▶ [Task description] Copy every line that mentions the word "nhất".

'''

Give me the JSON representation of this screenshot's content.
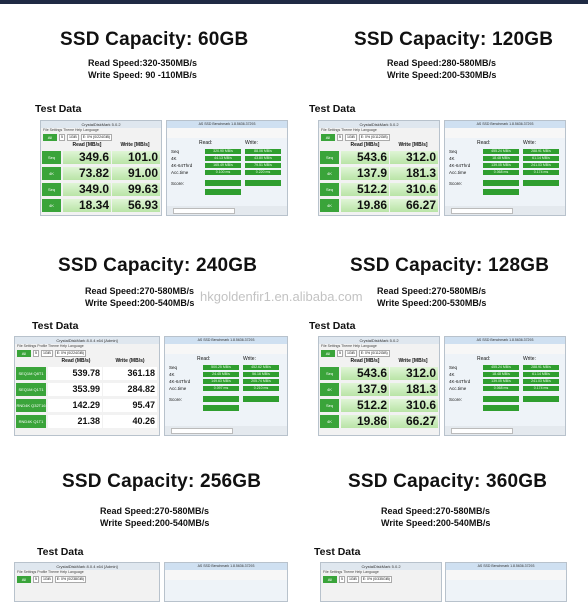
{
  "watermark": "hkgoldenfir1.en.alibaba.com",
  "cards": [
    {
      "title": "SSD Capacity: 60GB",
      "read": "Read Speed:320-350MB/s",
      "write": "Write Speed: 90 -110MB/s",
      "test": "Test Data",
      "cdm": {
        "window_title": "CrystalDiskMark 5.0.2",
        "menu": "File  Settings  Theme  Help  Language",
        "btn": "All",
        "count": "5",
        "size": "1GiB",
        "drive": "E: 0% (0/224GiB)",
        "col_read": "Read [MB/s]",
        "col_write": "Write [MB/s]",
        "rows": [
          {
            "label": "Seq",
            "read": "349.6",
            "write": "101.0"
          },
          {
            "label": "4K",
            "read": "73.82",
            "write": "91.00"
          },
          {
            "label": "Seq",
            "read": "349.0",
            "write": "99.63"
          },
          {
            "label": "4K",
            "read": "18.34",
            "write": "56.93"
          }
        ]
      },
      "asd": {
        "window_title": "AS SSD Benchmark 1.8.5636.37293",
        "col_read": "Read:",
        "col_write": "Write:",
        "rows": [
          {
            "name": "Seq",
            "read": "320.90 MB/s",
            "write": "88.06 MB/s"
          },
          {
            "name": "4K",
            "read": "44.13 MB/s",
            "write": "43.80 MB/s"
          },
          {
            "name": "4K-64Thrd",
            "read": "165.49 MB/s",
            "write": "79.51 MB/s"
          },
          {
            "name": "Acc.time",
            "read": "0.100 ms",
            "write": "0.220 ms"
          }
        ],
        "score_label": "Score:",
        "score_read": "",
        "score_write": "",
        "total": ""
      }
    },
    {
      "title": "SSD Capacity: 120GB",
      "read": "Read Speed:280-580MB/s",
      "write": "Write Speed:200-530MB/s",
      "test": "Test Data",
      "cdm": {
        "window_title": "CrystalDiskMark 5.0.2",
        "menu": "File  Settings  Theme  Help  Language",
        "btn": "All",
        "count": "5",
        "size": "1GiB",
        "drive": "E: 0% (0/112GiB)",
        "col_read": "Read [MB/s]",
        "col_write": "Write [MB/s]",
        "rows": [
          {
            "label": "Seq",
            "read": "543.6",
            "write": "312.0"
          },
          {
            "label": "4K",
            "read": "137.9",
            "write": "181.3"
          },
          {
            "label": "Seq",
            "read": "512.2",
            "write": "310.6"
          },
          {
            "label": "4K",
            "read": "19.86",
            "write": "66.27"
          }
        ]
      },
      "asd": {
        "window_title": "AS SSD Benchmark 1.8.5636.37293",
        "col_read": "Read:",
        "col_write": "Write:",
        "rows": [
          {
            "name": "Seq",
            "read": "455.24 MB/s",
            "write": "288.91 MB/s"
          },
          {
            "name": "4K",
            "read": "18.48 MB/s",
            "write": "61.14 MB/s"
          },
          {
            "name": "4K-64Thrd",
            "read": "139.05 MB/s",
            "write": "241.03 MB/s"
          },
          {
            "name": "Acc.time",
            "read": "0.068 ms",
            "write": "0.174 ms"
          }
        ],
        "score_label": "Score:",
        "score_read": "",
        "score_write": "",
        "total": ""
      }
    },
    {
      "title": "SSD Capacity: 240GB",
      "read": "Read Speed:270-580MB/s",
      "write": "Write Speed:200-540MB/s",
      "test": "Test Data",
      "cdm": {
        "window_title": "CrystalDiskMark 8.0.4 x64 [Admin]",
        "menu": "File  Settings  Profile  Theme  Help  Language",
        "btn": "All",
        "count": "5",
        "size": "1GiB",
        "drive": "E: 0% (0/224GiB)",
        "col_read": "Read (MB/s)",
        "col_write": "Write (MB/s)",
        "rows": [
          {
            "label": "SEQ1M Q8T1",
            "read": "539.78",
            "write": "361.18"
          },
          {
            "label": "SEQ1M Q1T1",
            "read": "353.99",
            "write": "284.82"
          },
          {
            "label": "RND4K Q32T16",
            "read": "142.29",
            "write": "95.47"
          },
          {
            "label": "RND4K Q1T1",
            "read": "21.38",
            "write": "40.26"
          }
        ]
      },
      "asd": {
        "window_title": "AS SSD Benchmark 1.8.5636.37293",
        "col_read": "Read:",
        "col_write": "Write:",
        "rows": [
          {
            "name": "Seq",
            "read": "500.25 MB/s",
            "write": "452.62 MB/s"
          },
          {
            "name": "4K",
            "read": "24.45 MB/s",
            "write": "56.16 MB/s"
          },
          {
            "name": "4K-64Thrd",
            "read": "149.63 MB/s",
            "write": "205.74 MB/s"
          },
          {
            "name": "Acc.time",
            "read": "0.097 ms",
            "write": "0.210 ms"
          }
        ],
        "score_label": "Score:",
        "score_read": "",
        "score_write": "",
        "total": ""
      }
    },
    {
      "title": "SSD Capacity: 128GB",
      "read": "Read Speed:270-580MB/s",
      "write": "Write Speed:200-530MB/s",
      "test": "Test Data",
      "cdm": {
        "window_title": "CrystalDiskMark 5.0.2",
        "menu": "File  Settings  Theme  Help  Language",
        "btn": "All",
        "count": "5",
        "size": "1GiB",
        "drive": "E: 0% (0/112GiB)",
        "col_read": "Read [MB/s]",
        "col_write": "Write [MB/s]",
        "rows": [
          {
            "label": "Seq",
            "read": "543.6",
            "write": "312.0"
          },
          {
            "label": "4K",
            "read": "137.9",
            "write": "181.3"
          },
          {
            "label": "Seq",
            "read": "512.2",
            "write": "310.6"
          },
          {
            "label": "4K",
            "read": "19.86",
            "write": "66.27"
          }
        ]
      },
      "asd": {
        "window_title": "AS SSD Benchmark 1.8.5636.37293",
        "col_read": "Read:",
        "col_write": "Write:",
        "rows": [
          {
            "name": "Seq",
            "read": "455.24 MB/s",
            "write": "288.91 MB/s"
          },
          {
            "name": "4K",
            "read": "18.48 MB/s",
            "write": "61.14 MB/s"
          },
          {
            "name": "4K-64Thrd",
            "read": "139.05 MB/s",
            "write": "241.03 MB/s"
          },
          {
            "name": "Acc.time",
            "read": "0.068 ms",
            "write": "0.174 ms"
          }
        ],
        "score_label": "Score:",
        "score_read": "",
        "score_write": "",
        "total": ""
      }
    },
    {
      "title": "SSD Capacity: 256GB",
      "read": "Read Speed:270-580MB/s",
      "write": "Write Speed:200-540MB/s",
      "test": "Test Data",
      "cdm": {
        "window_title": "CrystalDiskMark 8.0.4 x64 [Admin]",
        "menu": "File  Settings  Profile  Theme  Help  Language",
        "btn": "All",
        "count": "5",
        "size": "1GiB",
        "drive": "E: 0% (0/238GiB)",
        "col_read": "Read (MB/s)",
        "col_write": "Write (MB/s)",
        "rows": []
      },
      "asd": {
        "window_title": "AS SSD Benchmark 1.8.5636.37293",
        "col_read": "",
        "col_write": "",
        "rows": [],
        "score_label": "",
        "score_read": "",
        "score_write": "",
        "total": ""
      }
    },
    {
      "title": "SSD Capacity: 360GB",
      "read": "Read Speed:270-580MB/s",
      "write": "Write Speed:200-540MB/s",
      "test": "Test Data",
      "cdm": {
        "window_title": "CrystalDiskMark 5.0.2",
        "menu": "File  Settings  Theme  Help  Language",
        "btn": "All",
        "count": "5",
        "size": "1GiB",
        "drive": "E: 0% (0/335GiB)",
        "col_read": "Read [MB/s]",
        "col_write": "Write [MB/s]",
        "rows": []
      },
      "asd": {
        "window_title": "AS SSD Benchmark 1.8.5636.37293",
        "col_read": "",
        "col_write": "",
        "rows": [],
        "score_label": "",
        "score_read": "",
        "score_write": "",
        "total": ""
      }
    }
  ]
}
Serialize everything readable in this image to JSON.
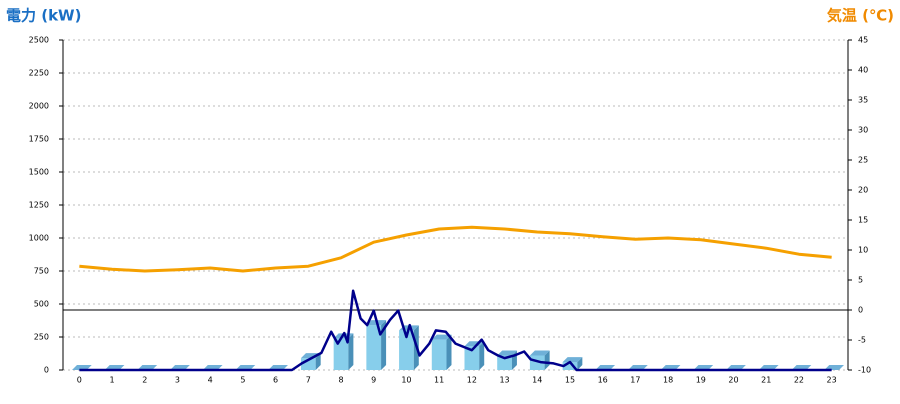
{
  "chart_data": {
    "type": "bar",
    "y_title": "電力 (kW)",
    "y2_title": "気温 (℃)",
    "categories": [
      "0",
      "1",
      "2",
      "3",
      "4",
      "5",
      "6",
      "7",
      "8",
      "9",
      "10",
      "11",
      "12",
      "13",
      "14",
      "15",
      "16",
      "17",
      "18",
      "19",
      "20",
      "21",
      "22",
      "23"
    ],
    "ylim": [
      0,
      2500
    ],
    "yticks": [
      0,
      250,
      500,
      750,
      1000,
      1250,
      1500,
      1750,
      2000,
      2250,
      2500
    ],
    "y2lim": [
      -10,
      45
    ],
    "y2ticks": [
      -10,
      -5,
      0,
      5,
      10,
      15,
      20,
      25,
      30,
      35,
      40,
      45
    ],
    "grid": true,
    "series": [
      {
        "type": "bar",
        "color": "#87ceeb",
        "values": [
          0,
          0,
          0,
          0,
          0,
          0,
          0,
          90,
          240,
          340,
          300,
          230,
          180,
          110,
          110,
          60,
          0,
          0,
          0,
          0,
          0,
          0,
          0,
          0
        ]
      },
      {
        "type": "line",
        "color": "#00008b",
        "x": [
          0,
          6.5,
          6.8,
          7.4,
          7.7,
          7.9,
          8.1,
          8.2,
          8.37,
          8.6,
          8.8,
          9.0,
          9.2,
          9.5,
          9.75,
          10.0,
          10.1,
          10.4,
          10.7,
          10.9,
          11.2,
          11.5,
          12.0,
          12.3,
          12.5,
          12.8,
          13.0,
          13.3,
          13.6,
          13.8,
          14.1,
          14.5,
          14.8,
          15.0,
          15.2,
          23
        ],
        "values": [
          0,
          0,
          50,
          130,
          290,
          200,
          280,
          210,
          600,
          390,
          340,
          450,
          270,
          380,
          450,
          250,
          340,
          110,
          200,
          300,
          290,
          200,
          150,
          230,
          150,
          110,
          90,
          110,
          140,
          80,
          60,
          50,
          30,
          60,
          0,
          0
        ]
      },
      {
        "type": "line",
        "axis": "y2",
        "color": "#f5a000",
        "values": [
          7.3,
          6.8,
          6.5,
          6.7,
          7,
          6.5,
          7,
          7.3,
          8.7,
          11.3,
          12.5,
          13.5,
          13.8,
          13.5,
          13,
          12.7,
          12.2,
          11.8,
          12,
          11.7,
          11,
          10.3,
          9.3,
          8.8
        ]
      }
    ]
  }
}
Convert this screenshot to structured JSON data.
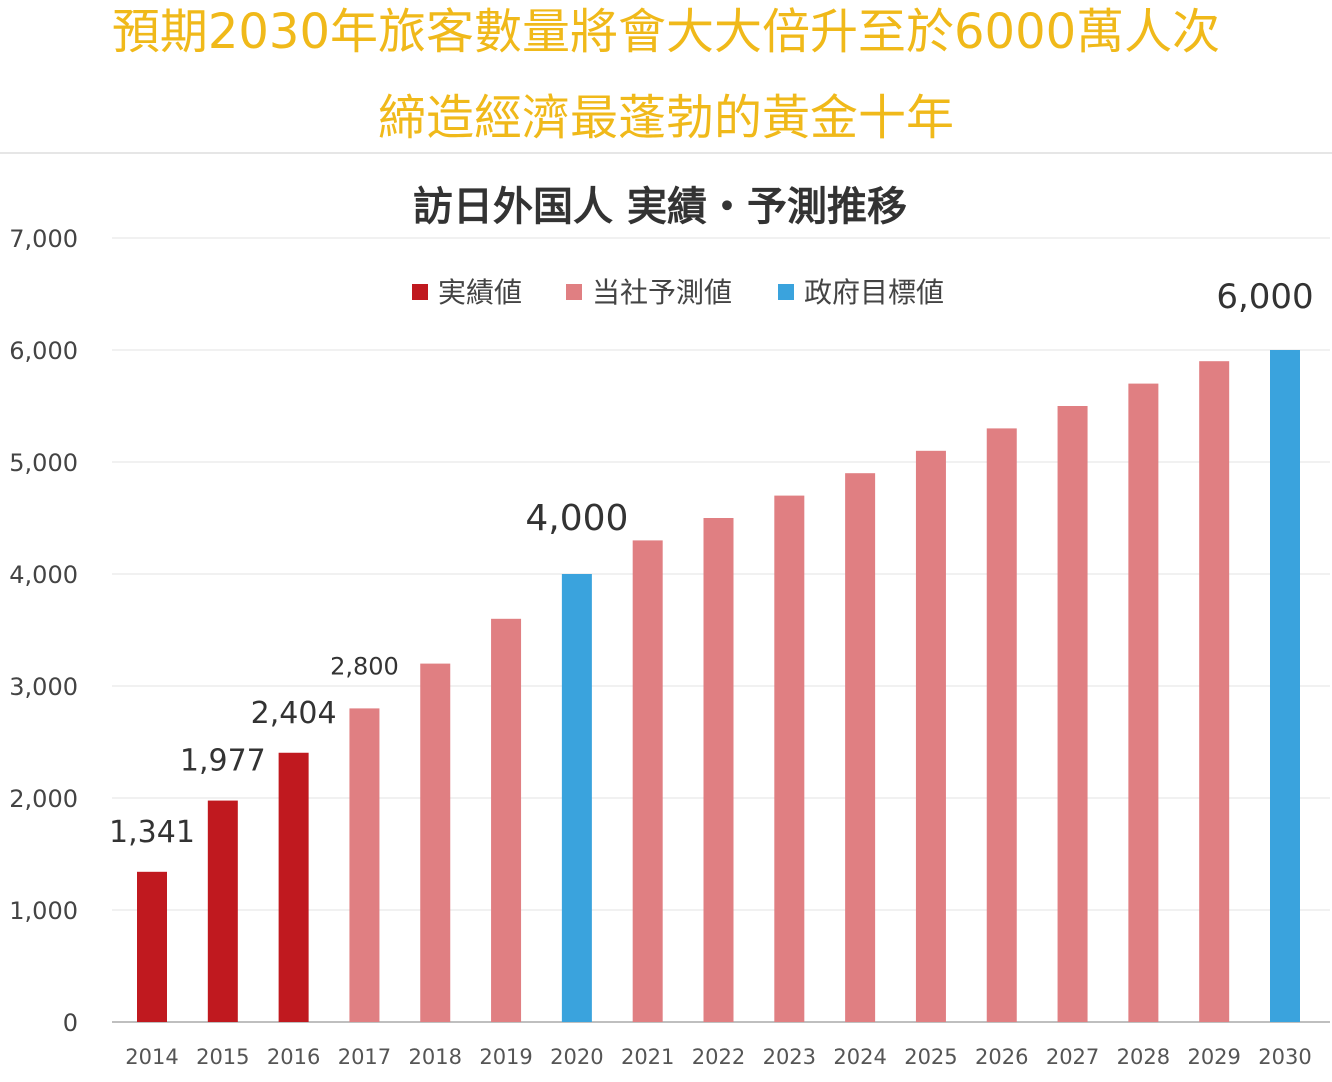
{
  "headline": {
    "line1": "預期2030年旅客數量將會大大倍升至於6000萬人次",
    "line2": "締造經濟最蓬勃的黃金十年"
  },
  "chart_data": {
    "type": "bar",
    "title": "訪日外国人 実績・予測推移",
    "xlabel": "",
    "ylabel": "",
    "ylim": [
      0,
      7000
    ],
    "yticks": [
      0,
      1000,
      2000,
      3000,
      4000,
      5000,
      6000,
      7000
    ],
    "ytick_labels": [
      "0",
      "1,000",
      "2,000",
      "3,000",
      "4,000",
      "5,000",
      "6,000",
      "7,000"
    ],
    "grid": true,
    "legend_position": "top-center",
    "legend": [
      {
        "label": "実績値",
        "color": "#c0191f"
      },
      {
        "label": "当社予測値",
        "color": "#e07f82"
      },
      {
        "label": "政府目標値",
        "color": "#3aa3dd"
      }
    ],
    "categories": [
      "2014",
      "2015",
      "2016",
      "2017",
      "2018",
      "2019",
      "2020",
      "2021",
      "2022",
      "2023",
      "2024",
      "2025",
      "2026",
      "2027",
      "2028",
      "2029",
      "2030"
    ],
    "values": [
      1341,
      1977,
      2404,
      2800,
      3200,
      3600,
      4000,
      4300,
      4500,
      4700,
      4900,
      5100,
      5300,
      5500,
      5700,
      5900,
      6000
    ],
    "bar_series": [
      0,
      0,
      0,
      1,
      1,
      1,
      2,
      1,
      1,
      1,
      1,
      1,
      1,
      1,
      1,
      1,
      2
    ],
    "data_labels": [
      "1,341",
      "1,977",
      "2,404",
      "2,800",
      "",
      "",
      "4,000",
      "",
      "",
      "",
      "",
      "",
      "",
      "",
      "",
      "",
      "6,000"
    ]
  }
}
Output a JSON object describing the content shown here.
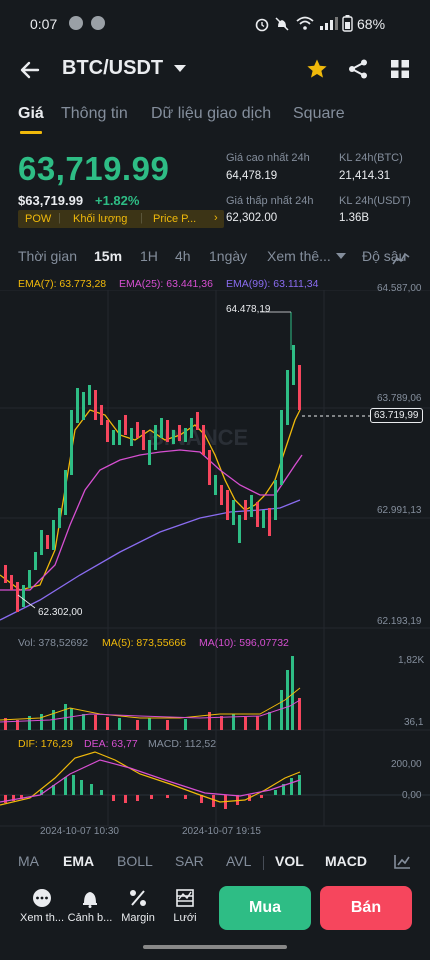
{
  "status_bar": {
    "time": "0:07",
    "battery": "68%"
  },
  "header": {
    "pair": "BTC/USDT"
  },
  "tabs": [
    "Giá",
    "Thông tin",
    "Dữ liệu giao dịch",
    "Square"
  ],
  "ticker": {
    "last_price": "63,719.99",
    "usd_price": "$63,719.99",
    "change": "+1.82%",
    "tags": [
      "POW",
      "Khối lượng",
      "Price P..."
    ],
    "high_label": "Giá cao nhất 24h",
    "high_value": "64,478.19",
    "low_label": "Giá thấp nhất 24h",
    "low_value": "62,302.00",
    "vol_btc_label": "KL 24h(BTC)",
    "vol_btc_value": "21,414.31",
    "vol_usdt_label": "KL 24h(USDT)",
    "vol_usdt_value": "1.36B"
  },
  "timeframes": {
    "label": "Thời gian",
    "items": [
      "15m",
      "1H",
      "4h",
      "1ngày"
    ],
    "active": "15m",
    "more": "Xem thê...",
    "depth": "Độ sâu"
  },
  "ema_legend": {
    "ema7": "EMA(7): 63.773,28",
    "ema25": "EMA(25): 63.441,36",
    "ema99": "EMA(99): 63.111,34"
  },
  "price_axis": [
    "64.587,00",
    "63.789,06",
    "62.991,13",
    "62.193,19"
  ],
  "current_price_tag": "63.719,99",
  "high_marker": "64.478,19",
  "low_marker": "62.302,00",
  "watermark": "BINANCE",
  "volume_legend": {
    "vol": "Vol: 378,52692",
    "ma5": "MA(5): 873,55666",
    "ma10": "MA(10): 596,07732"
  },
  "volume_axis": [
    "1,82K",
    "36,1"
  ],
  "macd_legend": {
    "dif": "DIF: 176,29",
    "dea": "DEA: 63,77",
    "macd": "MACD: 112,52"
  },
  "macd_axis": [
    "200,00",
    "0,00"
  ],
  "time_axis": [
    "2024-10-07 10:30",
    "2024-10-07 19:15"
  ],
  "indicators": [
    "MA",
    "EMA",
    "BOLL",
    "SAR",
    "AVL",
    "VOL",
    "MACD"
  ],
  "indicators_active": [
    "EMA",
    "VOL",
    "MACD"
  ],
  "tools": [
    "Xem th...",
    "Cảnh b...",
    "Margin",
    "Lưới"
  ],
  "buy_label": "Mua",
  "sell_label": "Bán",
  "colors": {
    "background": "#161a1e",
    "up": "#2ebd85",
    "down": "#f6465d",
    "accent": "#f0b90b",
    "ema7": "#f0b90b",
    "ema25": "#d64fd1",
    "ema99": "#8a6cf0"
  },
  "icons": [
    "back-arrow-icon",
    "caret-down-icon",
    "star-icon",
    "share-icon",
    "grid-icon",
    "more-dots-icon",
    "bell-icon",
    "percent-icon",
    "grid-trading-icon",
    "chart-settings-icon",
    "depth-chart-icon"
  ]
}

'''

▶ [Expected answer]
    "high_label": "Giá cao nhất 24h",
    "low_label": "Giá thấp nhất 24h",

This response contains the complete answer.